• INPUT ROWS:

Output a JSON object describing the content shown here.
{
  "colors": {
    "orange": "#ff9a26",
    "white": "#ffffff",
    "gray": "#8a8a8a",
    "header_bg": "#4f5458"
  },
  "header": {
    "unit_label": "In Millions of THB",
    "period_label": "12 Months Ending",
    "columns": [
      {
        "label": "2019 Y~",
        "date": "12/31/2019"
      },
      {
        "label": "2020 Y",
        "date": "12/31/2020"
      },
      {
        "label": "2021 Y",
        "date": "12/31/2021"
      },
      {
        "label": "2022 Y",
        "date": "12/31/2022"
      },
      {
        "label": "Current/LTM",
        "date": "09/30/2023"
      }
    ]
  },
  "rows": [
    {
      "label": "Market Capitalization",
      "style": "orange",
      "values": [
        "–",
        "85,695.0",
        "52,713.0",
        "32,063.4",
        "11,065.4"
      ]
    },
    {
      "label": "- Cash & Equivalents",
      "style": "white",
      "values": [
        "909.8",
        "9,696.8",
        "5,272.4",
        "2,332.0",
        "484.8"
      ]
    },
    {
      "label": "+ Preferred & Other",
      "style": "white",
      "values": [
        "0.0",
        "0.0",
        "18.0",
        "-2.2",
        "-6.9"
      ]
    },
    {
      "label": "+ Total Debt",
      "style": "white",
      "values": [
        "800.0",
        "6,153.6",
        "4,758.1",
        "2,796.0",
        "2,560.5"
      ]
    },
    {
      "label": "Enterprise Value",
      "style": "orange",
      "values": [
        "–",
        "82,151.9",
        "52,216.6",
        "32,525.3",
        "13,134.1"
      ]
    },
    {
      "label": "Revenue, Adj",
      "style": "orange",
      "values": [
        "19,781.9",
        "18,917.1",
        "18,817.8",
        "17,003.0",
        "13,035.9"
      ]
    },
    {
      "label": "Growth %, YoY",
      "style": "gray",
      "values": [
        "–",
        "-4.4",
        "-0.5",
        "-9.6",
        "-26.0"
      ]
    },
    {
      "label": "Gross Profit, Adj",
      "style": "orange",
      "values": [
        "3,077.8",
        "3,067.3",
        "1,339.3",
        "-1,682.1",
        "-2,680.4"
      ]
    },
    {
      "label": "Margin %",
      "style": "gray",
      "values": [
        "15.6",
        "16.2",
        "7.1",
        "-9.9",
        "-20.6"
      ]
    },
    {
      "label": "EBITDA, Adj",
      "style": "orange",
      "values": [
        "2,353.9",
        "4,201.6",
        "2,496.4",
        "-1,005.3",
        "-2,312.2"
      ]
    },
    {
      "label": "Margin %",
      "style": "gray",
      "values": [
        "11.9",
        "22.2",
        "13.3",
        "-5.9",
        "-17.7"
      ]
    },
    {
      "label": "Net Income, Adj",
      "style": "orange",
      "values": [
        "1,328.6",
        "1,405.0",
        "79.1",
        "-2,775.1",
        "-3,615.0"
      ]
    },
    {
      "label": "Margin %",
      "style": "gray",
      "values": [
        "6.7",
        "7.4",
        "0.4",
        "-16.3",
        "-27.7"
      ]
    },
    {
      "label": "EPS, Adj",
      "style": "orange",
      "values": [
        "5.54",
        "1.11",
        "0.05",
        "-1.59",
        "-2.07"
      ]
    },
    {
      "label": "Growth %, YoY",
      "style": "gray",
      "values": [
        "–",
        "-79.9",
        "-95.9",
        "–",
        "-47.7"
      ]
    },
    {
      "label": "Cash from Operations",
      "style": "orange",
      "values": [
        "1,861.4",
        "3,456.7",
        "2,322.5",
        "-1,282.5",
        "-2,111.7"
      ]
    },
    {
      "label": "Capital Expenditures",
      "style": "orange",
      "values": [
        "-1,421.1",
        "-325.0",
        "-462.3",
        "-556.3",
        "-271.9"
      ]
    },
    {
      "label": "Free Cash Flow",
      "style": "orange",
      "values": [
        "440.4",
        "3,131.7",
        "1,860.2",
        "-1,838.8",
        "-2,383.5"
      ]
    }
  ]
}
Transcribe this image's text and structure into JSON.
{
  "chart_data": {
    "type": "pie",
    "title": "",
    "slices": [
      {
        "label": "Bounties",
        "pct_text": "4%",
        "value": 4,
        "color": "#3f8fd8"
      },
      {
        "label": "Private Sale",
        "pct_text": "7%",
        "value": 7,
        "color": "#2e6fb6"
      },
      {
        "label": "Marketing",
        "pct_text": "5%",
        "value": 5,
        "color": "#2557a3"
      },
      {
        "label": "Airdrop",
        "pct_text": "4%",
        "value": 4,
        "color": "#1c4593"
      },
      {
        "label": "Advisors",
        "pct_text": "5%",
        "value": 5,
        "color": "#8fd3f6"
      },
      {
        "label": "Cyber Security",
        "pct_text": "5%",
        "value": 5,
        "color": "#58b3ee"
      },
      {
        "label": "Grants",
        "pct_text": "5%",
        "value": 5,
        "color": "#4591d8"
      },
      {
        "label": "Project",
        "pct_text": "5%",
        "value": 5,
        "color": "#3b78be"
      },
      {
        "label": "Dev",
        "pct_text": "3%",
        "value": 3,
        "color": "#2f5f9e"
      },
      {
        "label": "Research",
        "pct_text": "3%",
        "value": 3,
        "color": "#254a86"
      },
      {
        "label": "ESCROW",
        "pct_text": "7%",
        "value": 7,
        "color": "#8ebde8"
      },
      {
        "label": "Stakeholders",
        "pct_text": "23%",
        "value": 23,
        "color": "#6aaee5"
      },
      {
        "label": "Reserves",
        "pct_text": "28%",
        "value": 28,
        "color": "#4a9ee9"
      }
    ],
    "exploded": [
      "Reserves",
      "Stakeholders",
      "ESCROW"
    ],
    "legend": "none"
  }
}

• WRITTEN PROBLEM:
In the records above, find each line holding "JSON" and copy it.

• OUTPUT OF THE TASK:
Output a JSON object describing the content shown here.
Transcribe this image's text and structure into JSON.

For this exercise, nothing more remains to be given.